### Task item
Look for the word "title" in the records, and copy each line where it appears.

### Listed records
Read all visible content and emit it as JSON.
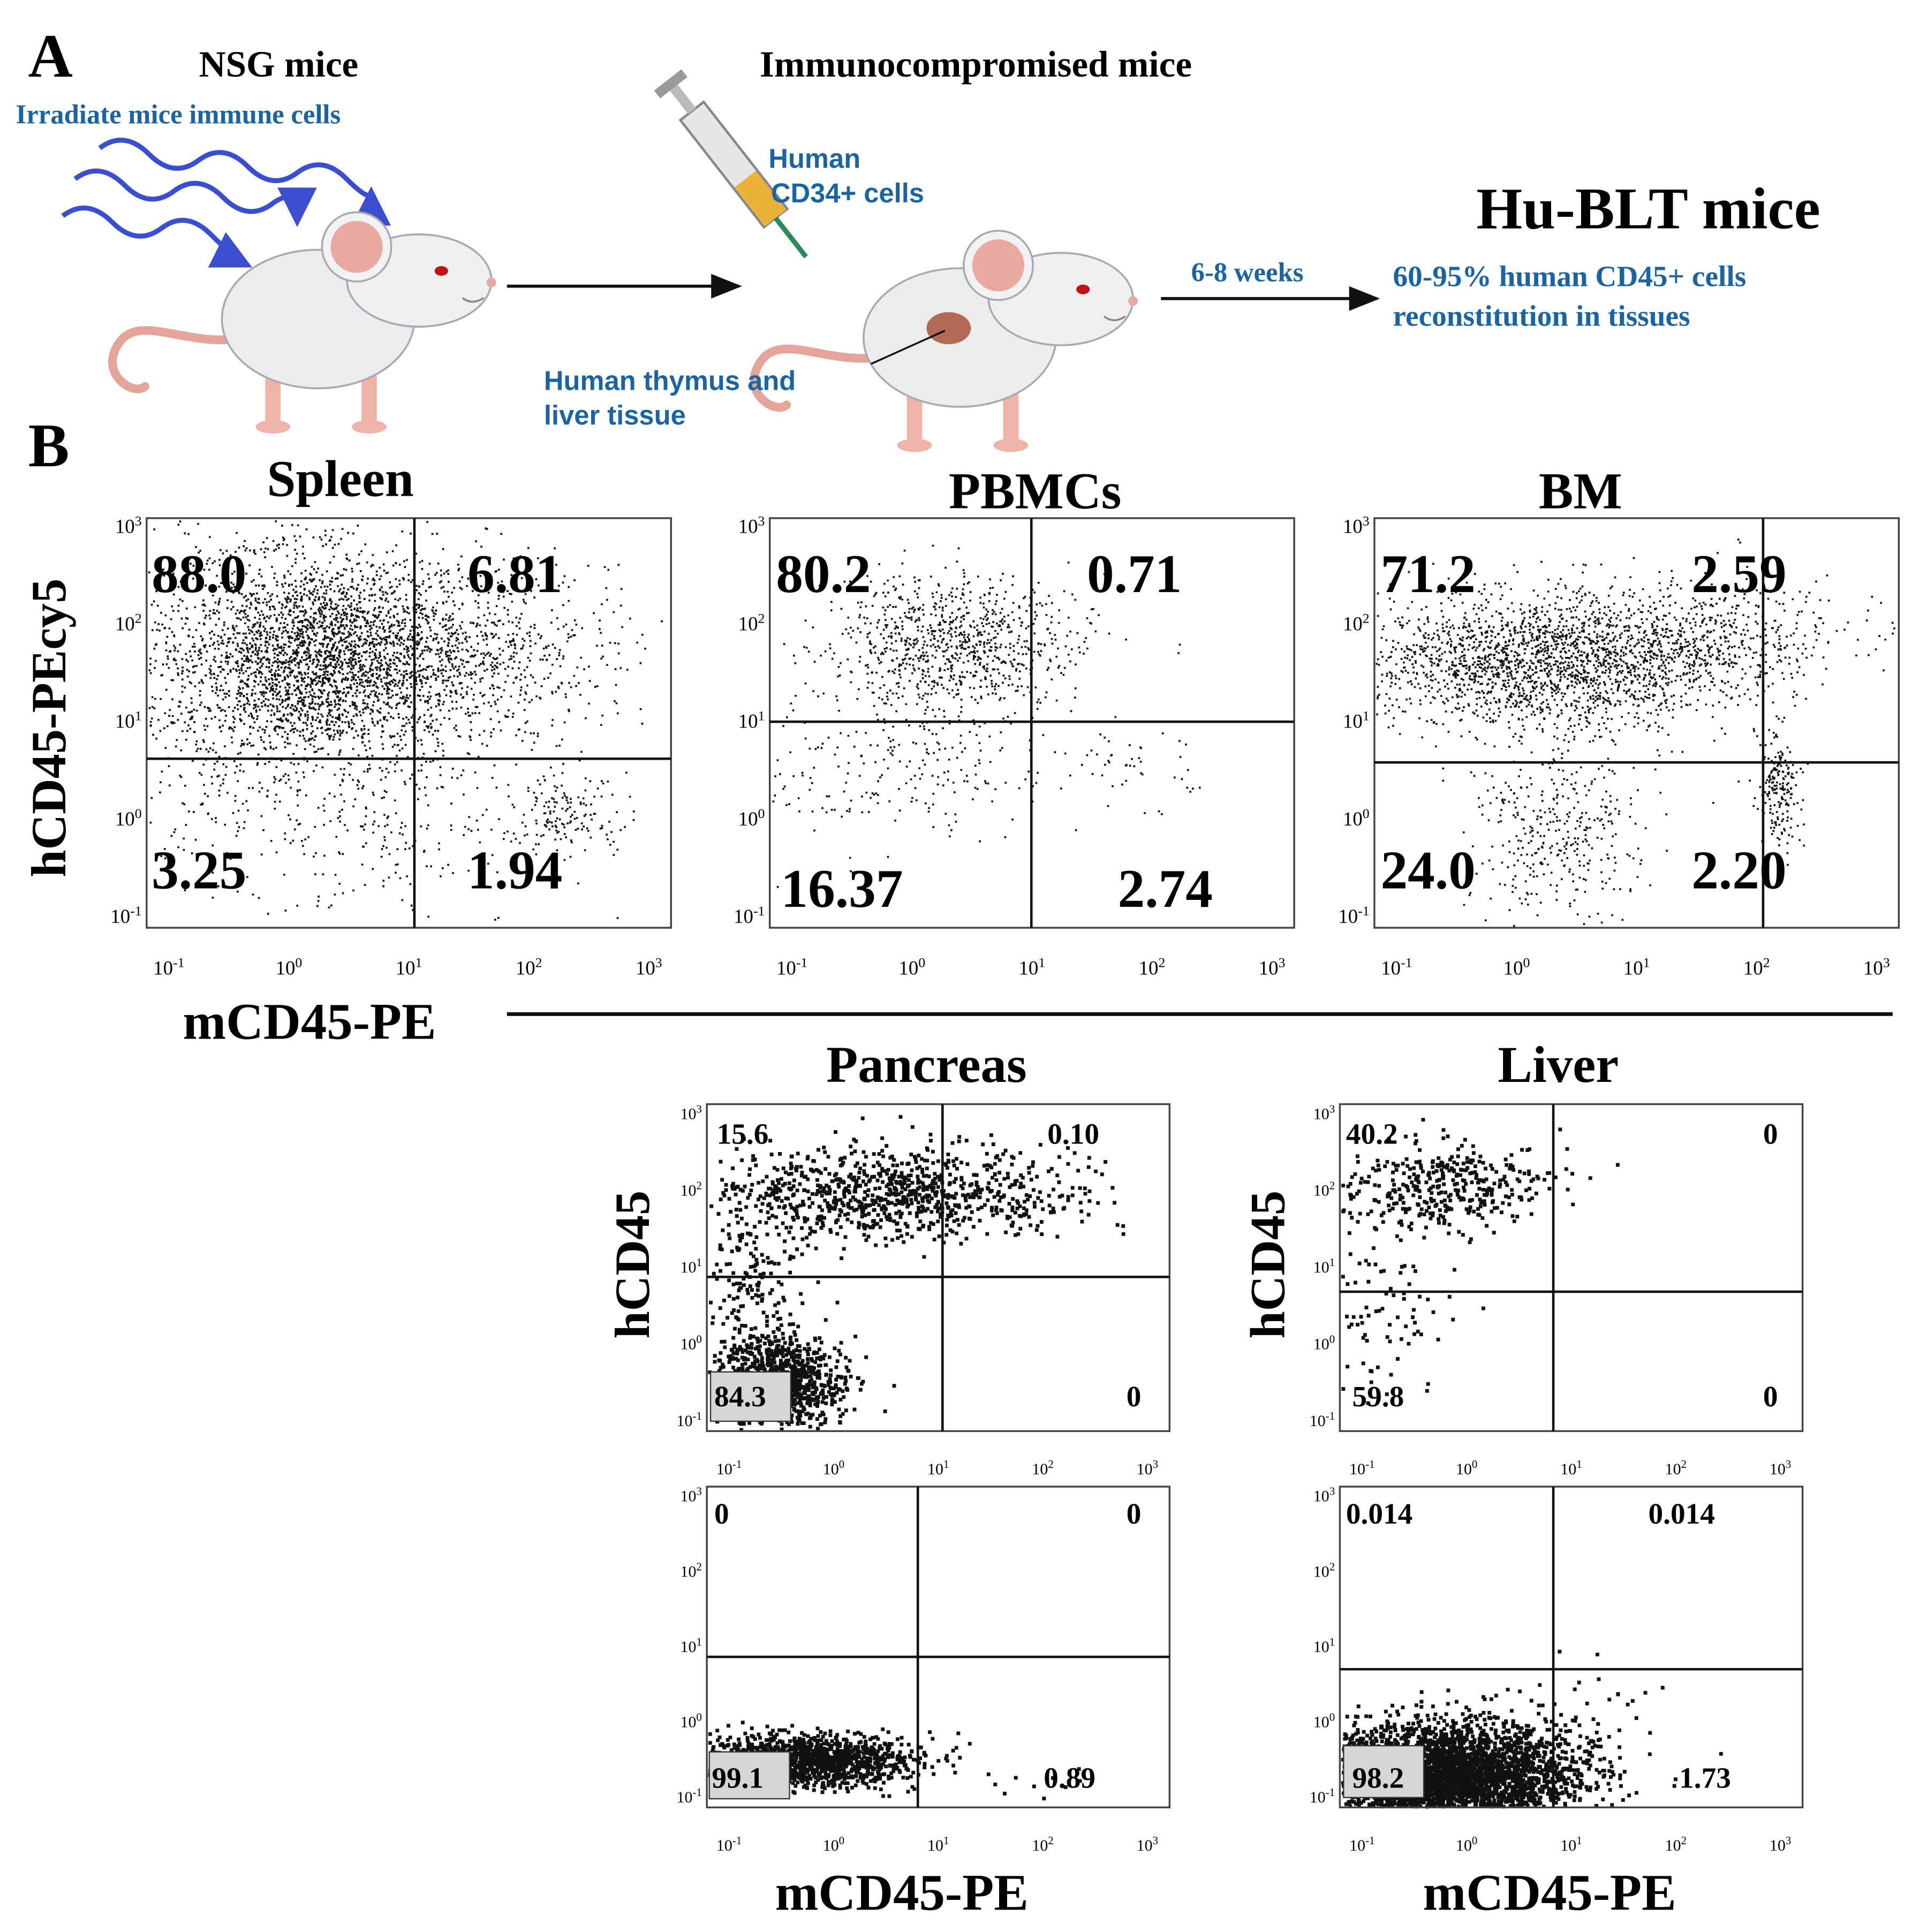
{
  "panel_a": {
    "label": "A",
    "step1": {
      "title": "NSG mice",
      "note": "Irradiate mice immune cells"
    },
    "step2": {
      "title": "Immunocompromised mice",
      "injection": [
        "Human",
        "CD34+ cells"
      ],
      "implant": [
        "Human thymus and",
        "liver tissue"
      ]
    },
    "arrow_label": "6-8 weeks",
    "result": {
      "title": "Hu-BLT mice",
      "note": [
        "60-95% human CD45+ cells",
        "reconstitution in tissues"
      ]
    }
  },
  "panel_b": {
    "label": "B",
    "y_label": "hCD45-PEcy5",
    "x_label": "mCD45-PE",
    "tick_base": "10",
    "tick_exponents": [
      "-1",
      "0",
      "1",
      "2",
      "3"
    ],
    "plots": [
      {
        "title": "Spleen",
        "quadrants": [
          "88.0",
          "6.81",
          "3.25",
          "1.94"
        ]
      },
      {
        "title": "PBMCs",
        "quadrants": [
          "80.2",
          "0.71",
          "16.37",
          "2.74"
        ]
      },
      {
        "title": "BM",
        "quadrants": [
          "71.2",
          "2.59",
          "24.0",
          "2.20"
        ]
      }
    ],
    "tissues": [
      {
        "title": "Pancreas",
        "y_label": "hCD45",
        "x_label": "mCD45-PE",
        "plots": [
          {
            "quadrants": [
              "15.6",
              "0.10",
              "84.3",
              "0"
            ]
          },
          {
            "quadrants": [
              "0",
              "0",
              "99.1",
              "0.89"
            ]
          }
        ]
      },
      {
        "title": "Liver",
        "y_label": "hCD45",
        "x_label": "mCD45-PE",
        "plots": [
          {
            "quadrants": [
              "40.2",
              "0",
              "59.8",
              "0"
            ]
          },
          {
            "quadrants": [
              "0.014",
              "0.014",
              "98.2",
              "1.73"
            ]
          }
        ]
      }
    ]
  }
}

### Answer for this exercise
      "title": "NSG mice",
      "title": "Immunocompromised mice",
      "title": "Hu-BLT mice",
        "title": "Spleen",
        "title": "PBMCs",
        "title": "BM",
        "title": "Pancreas",
        "title": "Liver",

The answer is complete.